- [What you are asked to do]: Reproduce each line below unchanged, from the first line through the one containing "FancyBboxPatch shape — [27, 354, 1379, 386]".

- [Lines from a data collection]:
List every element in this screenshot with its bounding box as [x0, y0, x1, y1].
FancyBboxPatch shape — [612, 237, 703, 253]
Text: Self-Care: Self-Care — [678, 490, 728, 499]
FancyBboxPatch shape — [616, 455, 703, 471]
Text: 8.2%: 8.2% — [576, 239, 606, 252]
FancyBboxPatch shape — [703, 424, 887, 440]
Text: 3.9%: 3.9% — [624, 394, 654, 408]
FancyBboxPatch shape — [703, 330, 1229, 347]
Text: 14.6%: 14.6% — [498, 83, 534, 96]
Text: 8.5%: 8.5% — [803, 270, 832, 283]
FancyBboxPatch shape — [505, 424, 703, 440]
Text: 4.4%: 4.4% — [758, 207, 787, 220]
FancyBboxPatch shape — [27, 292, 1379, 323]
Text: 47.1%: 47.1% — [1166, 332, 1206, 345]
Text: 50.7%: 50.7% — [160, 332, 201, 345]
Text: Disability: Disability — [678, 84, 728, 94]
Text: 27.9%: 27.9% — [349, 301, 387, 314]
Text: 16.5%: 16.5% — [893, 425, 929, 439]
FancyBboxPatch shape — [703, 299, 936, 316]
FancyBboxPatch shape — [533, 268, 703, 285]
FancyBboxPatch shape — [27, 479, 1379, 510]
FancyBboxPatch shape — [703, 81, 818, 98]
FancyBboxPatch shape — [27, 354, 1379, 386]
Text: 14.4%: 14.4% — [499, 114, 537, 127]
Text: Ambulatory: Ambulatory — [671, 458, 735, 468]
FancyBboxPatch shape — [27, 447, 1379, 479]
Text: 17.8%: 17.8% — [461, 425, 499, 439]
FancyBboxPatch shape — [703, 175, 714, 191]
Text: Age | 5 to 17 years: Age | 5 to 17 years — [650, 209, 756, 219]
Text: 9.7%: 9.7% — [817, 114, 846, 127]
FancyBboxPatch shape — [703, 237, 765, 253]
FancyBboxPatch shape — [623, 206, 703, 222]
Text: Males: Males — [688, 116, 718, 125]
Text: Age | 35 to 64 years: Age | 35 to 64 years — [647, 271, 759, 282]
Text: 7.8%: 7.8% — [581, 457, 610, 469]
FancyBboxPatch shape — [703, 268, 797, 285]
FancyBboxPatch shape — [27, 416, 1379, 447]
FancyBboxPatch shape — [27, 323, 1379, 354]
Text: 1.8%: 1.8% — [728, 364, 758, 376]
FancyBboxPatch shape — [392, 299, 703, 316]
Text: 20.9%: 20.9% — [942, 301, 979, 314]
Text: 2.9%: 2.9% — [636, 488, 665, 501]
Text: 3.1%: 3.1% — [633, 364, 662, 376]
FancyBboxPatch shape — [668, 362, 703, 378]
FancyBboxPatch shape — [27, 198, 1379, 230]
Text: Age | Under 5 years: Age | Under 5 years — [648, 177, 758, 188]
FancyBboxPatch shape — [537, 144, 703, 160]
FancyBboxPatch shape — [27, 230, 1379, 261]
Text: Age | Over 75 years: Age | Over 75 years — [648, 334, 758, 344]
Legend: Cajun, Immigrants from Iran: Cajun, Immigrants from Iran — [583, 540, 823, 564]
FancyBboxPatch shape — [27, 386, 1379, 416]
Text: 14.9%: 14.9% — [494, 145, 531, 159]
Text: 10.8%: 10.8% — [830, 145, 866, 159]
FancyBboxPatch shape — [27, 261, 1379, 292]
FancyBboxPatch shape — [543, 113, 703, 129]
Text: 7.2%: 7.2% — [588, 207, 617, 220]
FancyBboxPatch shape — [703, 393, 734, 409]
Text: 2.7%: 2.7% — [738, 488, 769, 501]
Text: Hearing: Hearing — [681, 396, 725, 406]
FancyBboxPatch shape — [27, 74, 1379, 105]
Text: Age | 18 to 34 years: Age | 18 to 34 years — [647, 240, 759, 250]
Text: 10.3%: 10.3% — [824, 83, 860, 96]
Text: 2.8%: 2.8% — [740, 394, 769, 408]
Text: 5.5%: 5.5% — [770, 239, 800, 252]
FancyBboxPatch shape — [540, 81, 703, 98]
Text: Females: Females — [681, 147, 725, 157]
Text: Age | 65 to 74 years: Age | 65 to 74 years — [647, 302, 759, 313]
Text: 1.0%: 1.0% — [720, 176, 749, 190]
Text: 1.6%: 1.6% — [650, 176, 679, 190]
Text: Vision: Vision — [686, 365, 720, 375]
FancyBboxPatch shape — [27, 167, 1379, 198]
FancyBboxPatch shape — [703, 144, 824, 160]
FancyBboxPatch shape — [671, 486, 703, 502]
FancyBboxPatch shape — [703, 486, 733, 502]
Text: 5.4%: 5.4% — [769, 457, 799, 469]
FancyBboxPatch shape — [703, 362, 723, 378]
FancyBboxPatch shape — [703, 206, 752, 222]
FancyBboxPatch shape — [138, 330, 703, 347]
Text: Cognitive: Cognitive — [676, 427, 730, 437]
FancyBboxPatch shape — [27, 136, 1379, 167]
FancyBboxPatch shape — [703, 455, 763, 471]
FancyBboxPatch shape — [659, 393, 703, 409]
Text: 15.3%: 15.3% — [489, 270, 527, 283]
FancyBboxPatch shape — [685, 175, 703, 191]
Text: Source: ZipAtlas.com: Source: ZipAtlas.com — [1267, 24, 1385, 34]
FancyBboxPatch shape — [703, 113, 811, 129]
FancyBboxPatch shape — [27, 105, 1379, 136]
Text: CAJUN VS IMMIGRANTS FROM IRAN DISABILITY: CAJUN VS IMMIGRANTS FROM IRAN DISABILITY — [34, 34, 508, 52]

- [Solved exercise]:
List every element in this screenshot with its bounding box as [x0, y0, x1, y1].
FancyBboxPatch shape — [612, 237, 703, 253]
Text: Self-Care: Self-Care — [678, 490, 728, 499]
FancyBboxPatch shape — [616, 455, 703, 471]
Text: 8.2%: 8.2% — [576, 239, 606, 252]
FancyBboxPatch shape — [703, 424, 887, 440]
Text: 3.9%: 3.9% — [624, 394, 654, 408]
FancyBboxPatch shape — [703, 330, 1229, 347]
Text: 14.6%: 14.6% — [498, 83, 534, 96]
Text: 8.5%: 8.5% — [803, 270, 832, 283]
FancyBboxPatch shape — [505, 424, 703, 440]
Text: 4.4%: 4.4% — [758, 207, 787, 220]
FancyBboxPatch shape — [27, 292, 1379, 323]
Text: 47.1%: 47.1% — [1166, 332, 1206, 345]
Text: 50.7%: 50.7% — [160, 332, 201, 345]
Text: Disability: Disability — [678, 84, 728, 94]
Text: 27.9%: 27.9% — [349, 301, 387, 314]
Text: 16.5%: 16.5% — [893, 425, 929, 439]
FancyBboxPatch shape — [703, 299, 936, 316]
FancyBboxPatch shape — [533, 268, 703, 285]
FancyBboxPatch shape — [27, 479, 1379, 510]
FancyBboxPatch shape — [703, 81, 818, 98]
FancyBboxPatch shape — [27, 354, 1379, 386]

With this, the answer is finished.